Output the records exactly. Include every line.

======== ENTRIES SHOWN

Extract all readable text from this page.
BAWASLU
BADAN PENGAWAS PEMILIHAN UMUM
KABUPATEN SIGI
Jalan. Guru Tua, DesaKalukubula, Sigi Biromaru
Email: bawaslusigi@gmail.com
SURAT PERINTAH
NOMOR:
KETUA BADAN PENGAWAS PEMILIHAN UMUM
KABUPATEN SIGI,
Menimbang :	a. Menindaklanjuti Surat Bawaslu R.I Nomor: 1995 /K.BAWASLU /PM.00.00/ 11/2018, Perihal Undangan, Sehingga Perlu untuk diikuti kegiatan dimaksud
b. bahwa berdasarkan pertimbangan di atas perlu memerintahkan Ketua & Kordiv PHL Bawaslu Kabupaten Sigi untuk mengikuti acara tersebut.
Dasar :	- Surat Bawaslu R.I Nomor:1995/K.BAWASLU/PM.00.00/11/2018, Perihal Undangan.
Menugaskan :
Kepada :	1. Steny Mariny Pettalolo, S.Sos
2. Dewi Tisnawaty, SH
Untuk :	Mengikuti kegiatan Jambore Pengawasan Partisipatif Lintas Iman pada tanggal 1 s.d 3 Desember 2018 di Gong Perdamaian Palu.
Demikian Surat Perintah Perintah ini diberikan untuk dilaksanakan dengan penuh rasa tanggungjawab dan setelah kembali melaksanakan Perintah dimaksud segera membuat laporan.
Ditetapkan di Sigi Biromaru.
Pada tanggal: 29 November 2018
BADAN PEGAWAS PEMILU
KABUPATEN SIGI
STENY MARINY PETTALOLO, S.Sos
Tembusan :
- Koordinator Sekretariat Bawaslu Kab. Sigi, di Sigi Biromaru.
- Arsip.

================

FULL ANSWER:
Extract all readable text from this page.
BAWASLU
BADAN PENGAWAS PEMILIHAN UMUM
KABUPATEN SIGI
Jalan. Guru Tua, DesaKalukubula, Sigi Biromaru
Email: bawaslusigi@gmail.com
SURAT PERINTAH
NOMOR:
KETUA BADAN PENGAWAS PEMILIHAN UMUM
KABUPATEN SIGI,
Menimbang :	a. Menindaklanjuti Surat Bawaslu R.I Nomor: 1995 /K.BAWASLU /PM.00.00/ 11/2018, Perihal Undangan, Sehingga Perlu untuk diikuti kegiatan dimaksud
b. bahwa berdasarkan pertimbangan di atas perlu memerintahkan Ketua & Kordiv PHL Bawaslu Kabupaten Sigi untuk mengikuti acara tersebut.
Dasar :	- Surat Bawaslu R.I Nomor:1995/K.BAWASLU/PM.00.00/11/2018, Perihal Undangan.
Menugaskan :
Kepada :	1. Steny Mariny Pettalolo, S.Sos
2. Dewi Tisnawaty, SH
Untuk :	Mengikuti kegiatan Jambore Pengawasan Partisipatif Lintas Iman pada tanggal 1 s.d 3 Desember 2018 di Gong Perdamaian Palu.
Demikian Surat Perintah Perintah ini diberikan untuk dilaksanakan dengan penuh rasa tanggungjawab dan setelah kembali melaksanakan Perintah dimaksud segera membuat laporan.
Ditetapkan di Sigi Biromaru.
Pada tanggal: 29 November 2018
BADAN PEGAWAS PEMILU
KABUPATEN SIGI
STENY MARINY PETTALOLO, S.Sos
Tembusan :
- Koordinator Sekretariat Bawaslu Kab. Sigi, di Sigi Biromaru.
- Arsip.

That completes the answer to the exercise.